* **Exercise aim**
Among the entries below, find the lines with "Morning" and copy them.
>> begin Material
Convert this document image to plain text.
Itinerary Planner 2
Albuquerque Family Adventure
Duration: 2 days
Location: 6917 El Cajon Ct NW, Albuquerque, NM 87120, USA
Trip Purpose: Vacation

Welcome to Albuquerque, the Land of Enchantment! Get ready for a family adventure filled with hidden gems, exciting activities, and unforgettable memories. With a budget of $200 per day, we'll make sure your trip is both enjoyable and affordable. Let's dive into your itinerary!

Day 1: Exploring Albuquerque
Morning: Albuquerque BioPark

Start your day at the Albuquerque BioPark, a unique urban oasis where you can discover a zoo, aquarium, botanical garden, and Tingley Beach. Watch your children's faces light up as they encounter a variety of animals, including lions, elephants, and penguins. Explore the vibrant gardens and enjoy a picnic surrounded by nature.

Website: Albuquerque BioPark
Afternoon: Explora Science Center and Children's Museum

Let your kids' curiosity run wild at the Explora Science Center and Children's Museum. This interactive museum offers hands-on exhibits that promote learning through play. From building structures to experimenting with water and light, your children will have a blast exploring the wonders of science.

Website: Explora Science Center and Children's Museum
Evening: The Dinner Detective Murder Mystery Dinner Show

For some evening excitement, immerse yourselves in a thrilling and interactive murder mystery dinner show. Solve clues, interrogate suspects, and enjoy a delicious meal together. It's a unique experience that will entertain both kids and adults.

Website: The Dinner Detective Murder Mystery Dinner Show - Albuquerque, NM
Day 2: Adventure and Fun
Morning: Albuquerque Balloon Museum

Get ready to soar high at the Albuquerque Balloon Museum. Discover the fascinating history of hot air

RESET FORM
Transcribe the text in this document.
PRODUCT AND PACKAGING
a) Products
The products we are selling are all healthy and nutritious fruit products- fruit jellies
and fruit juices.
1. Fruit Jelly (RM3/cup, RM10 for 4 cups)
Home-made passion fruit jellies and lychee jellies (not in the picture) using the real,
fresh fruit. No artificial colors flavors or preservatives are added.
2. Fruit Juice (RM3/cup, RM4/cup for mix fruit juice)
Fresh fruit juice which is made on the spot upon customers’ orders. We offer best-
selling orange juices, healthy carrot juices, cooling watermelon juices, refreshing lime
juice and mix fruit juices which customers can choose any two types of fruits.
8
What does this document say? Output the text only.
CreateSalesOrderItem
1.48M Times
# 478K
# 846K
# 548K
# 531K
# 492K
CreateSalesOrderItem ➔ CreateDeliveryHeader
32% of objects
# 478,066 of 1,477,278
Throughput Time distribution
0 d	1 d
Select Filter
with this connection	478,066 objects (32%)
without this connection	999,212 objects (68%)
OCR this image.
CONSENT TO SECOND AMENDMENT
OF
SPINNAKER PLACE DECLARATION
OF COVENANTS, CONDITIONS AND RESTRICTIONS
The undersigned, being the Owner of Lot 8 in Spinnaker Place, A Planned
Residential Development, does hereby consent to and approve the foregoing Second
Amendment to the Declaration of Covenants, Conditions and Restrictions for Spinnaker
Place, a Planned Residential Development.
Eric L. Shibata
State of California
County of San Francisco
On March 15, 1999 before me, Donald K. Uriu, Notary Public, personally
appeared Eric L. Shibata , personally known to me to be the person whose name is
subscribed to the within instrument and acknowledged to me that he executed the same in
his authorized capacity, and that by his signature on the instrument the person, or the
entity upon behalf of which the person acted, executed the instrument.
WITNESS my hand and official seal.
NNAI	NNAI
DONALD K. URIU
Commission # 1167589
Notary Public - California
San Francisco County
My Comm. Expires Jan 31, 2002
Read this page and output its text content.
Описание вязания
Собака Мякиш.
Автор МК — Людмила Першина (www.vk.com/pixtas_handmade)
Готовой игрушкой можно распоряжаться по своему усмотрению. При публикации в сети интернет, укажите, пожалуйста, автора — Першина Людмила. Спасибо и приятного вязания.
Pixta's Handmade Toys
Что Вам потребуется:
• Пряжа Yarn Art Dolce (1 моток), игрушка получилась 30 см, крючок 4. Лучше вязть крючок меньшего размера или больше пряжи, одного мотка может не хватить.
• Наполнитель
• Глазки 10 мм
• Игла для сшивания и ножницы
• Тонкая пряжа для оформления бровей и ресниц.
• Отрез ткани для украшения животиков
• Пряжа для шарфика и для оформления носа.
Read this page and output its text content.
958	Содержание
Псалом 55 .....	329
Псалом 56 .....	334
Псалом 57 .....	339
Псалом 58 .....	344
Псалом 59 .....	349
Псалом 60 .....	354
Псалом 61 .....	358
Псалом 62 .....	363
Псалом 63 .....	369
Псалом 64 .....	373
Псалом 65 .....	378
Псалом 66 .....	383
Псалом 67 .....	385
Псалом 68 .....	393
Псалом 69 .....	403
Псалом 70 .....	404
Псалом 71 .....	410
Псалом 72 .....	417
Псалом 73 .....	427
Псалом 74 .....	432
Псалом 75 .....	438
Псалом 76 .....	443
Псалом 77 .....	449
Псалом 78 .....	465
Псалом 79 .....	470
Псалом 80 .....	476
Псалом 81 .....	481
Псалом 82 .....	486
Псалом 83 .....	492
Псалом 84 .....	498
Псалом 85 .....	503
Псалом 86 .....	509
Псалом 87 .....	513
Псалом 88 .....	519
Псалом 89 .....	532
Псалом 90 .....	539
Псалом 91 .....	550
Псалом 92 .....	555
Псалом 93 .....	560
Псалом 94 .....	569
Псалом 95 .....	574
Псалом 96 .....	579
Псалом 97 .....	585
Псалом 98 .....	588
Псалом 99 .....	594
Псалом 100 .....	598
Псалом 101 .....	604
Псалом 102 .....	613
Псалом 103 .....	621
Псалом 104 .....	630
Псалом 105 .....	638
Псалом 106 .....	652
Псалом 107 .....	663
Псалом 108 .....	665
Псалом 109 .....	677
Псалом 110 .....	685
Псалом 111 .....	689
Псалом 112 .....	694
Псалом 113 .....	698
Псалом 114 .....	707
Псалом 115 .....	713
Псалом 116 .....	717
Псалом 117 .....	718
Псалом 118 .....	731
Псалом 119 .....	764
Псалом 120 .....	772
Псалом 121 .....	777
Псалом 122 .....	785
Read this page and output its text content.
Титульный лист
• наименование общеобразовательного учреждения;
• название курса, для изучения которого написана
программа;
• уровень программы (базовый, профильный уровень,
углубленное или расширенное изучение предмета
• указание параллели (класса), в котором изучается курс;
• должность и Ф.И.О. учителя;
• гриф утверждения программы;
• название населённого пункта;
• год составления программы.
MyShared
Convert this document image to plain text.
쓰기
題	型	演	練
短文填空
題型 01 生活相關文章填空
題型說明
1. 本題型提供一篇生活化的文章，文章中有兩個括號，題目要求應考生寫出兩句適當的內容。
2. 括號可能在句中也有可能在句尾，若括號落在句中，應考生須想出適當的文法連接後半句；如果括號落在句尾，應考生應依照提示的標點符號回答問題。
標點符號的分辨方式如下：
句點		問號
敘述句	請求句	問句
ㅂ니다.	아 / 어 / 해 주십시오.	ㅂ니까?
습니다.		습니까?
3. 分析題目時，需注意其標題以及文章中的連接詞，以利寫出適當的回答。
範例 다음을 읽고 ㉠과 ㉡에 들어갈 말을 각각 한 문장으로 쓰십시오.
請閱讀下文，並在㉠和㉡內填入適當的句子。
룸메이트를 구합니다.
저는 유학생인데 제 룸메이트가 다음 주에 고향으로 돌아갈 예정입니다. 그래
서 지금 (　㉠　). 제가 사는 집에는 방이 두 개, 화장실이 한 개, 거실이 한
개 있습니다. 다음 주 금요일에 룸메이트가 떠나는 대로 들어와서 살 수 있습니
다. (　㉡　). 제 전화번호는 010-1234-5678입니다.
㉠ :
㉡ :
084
>> end Material
* **Exercise result**
Morning: Albuquerque BioPark
Morning: Albuquerque Balloon Museum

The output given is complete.